### What you need to do
Within the data below, find the string "eukaryotes" and return each line where it occurs.

### Material shown

= = = = = = =

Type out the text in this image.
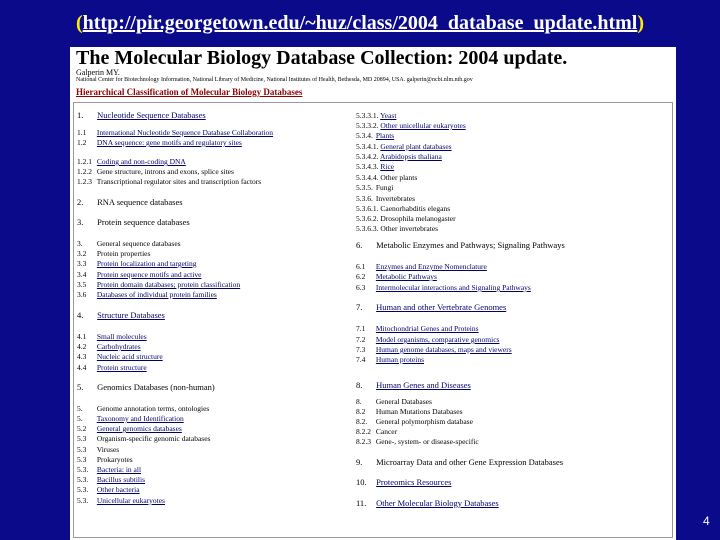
(http://pir.georgetown.edu/~huz/class/2004_database_update.html)
The Molecular Biology Database Collection: 2004 update.
Galperin MY.
National Center for Biotechnology Information, National Library of Medicine, National Institutes of Health, Bethesda, MD 20894, USA. galperin@ncbi.nlm.nih.gov
Hierarchical Classification of Molecular Biology Databases
1. Nucleotide Sequence Databases
1.1 International Nucleotide Sequence Database Collaboration
1.2 DNA sequence: gene motifs and regulatory sites
1.2.1 Coding and non-coding DNA
1.2.2 Gene structure, introns and exons, splice sites
1.2.3 Transcriptional regulator sites and transcription factors
2. RNA sequence databases
3. Protein sequence databases
3. General sequence databases
3.2 Protein properties
3.3 Protein localization and targeting
3.4 Protein sequence motifs and active
3.5 Protein domain databases; protein classification
3.6 Databases of individual protein families
4. Structure Databases
4.1 Small molecules
4.2 Carbohydrates
4.3 Nucleic acid structure
4.4 Protein structure
5. Genomics Databases (non-human)
5. Genome annotation terms, ontologies
5. Taxonomy and Identification
5.2 General genomics databases
5.3 Organism-specific genomic databases
5.3 Viruses
5.3 Prokaryotes
5.3. Bacteria: in all
5.3. Bacillus subtilis
5.3. Other bacteria
5.3. Unicellular eukaryotes
5.3.3.1. Yeast
5.3.3.2. Other unicellular eukaryotes
5.3.4. Plants
5.3.4.1. General plant databases
5.3.4.2. Arabidopsis thaliana
5.3.4.3. Rice
5.3.4.4. Other plants
5.3.5. Fungi
5.3.6. Invertebrates
5.3.6.1. Caenorhabditis elegans
5.3.6.2. Drosophila melanogaster
5.3.6.3. Other invertebrates
6. Metabolic Enzymes and Pathways; Signaling Pathways
6.1 Enzymes and Enzyme Nomenclature
6.2 Metabolic Pathways
6.3 Intermolecular interactions and Signaling Pathways
7. Human and other Vertebrate Genomes
7.1 Mitochondrial Genes and Proteins
7.2 Model organisms, comparative genomics
7.3 Human genome databases, maps and viewers
7.4 Human proteins
8. Human Genes and Diseases
8. General Databases
8.2 Human Mutations Databases
8.2. General polymorphism database
8.2.2 Cancer
8.2.3 Gene-, system- or disease-specific
9. Microarray Data and other Gene Expression Databases
10. Proteomics Resources
11. Other Molecular Biology Databases
4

= = = = = = =

### Written response
5.3. Unicellular eukaryotes
5.3.3.2. Other unicellular eukaryotes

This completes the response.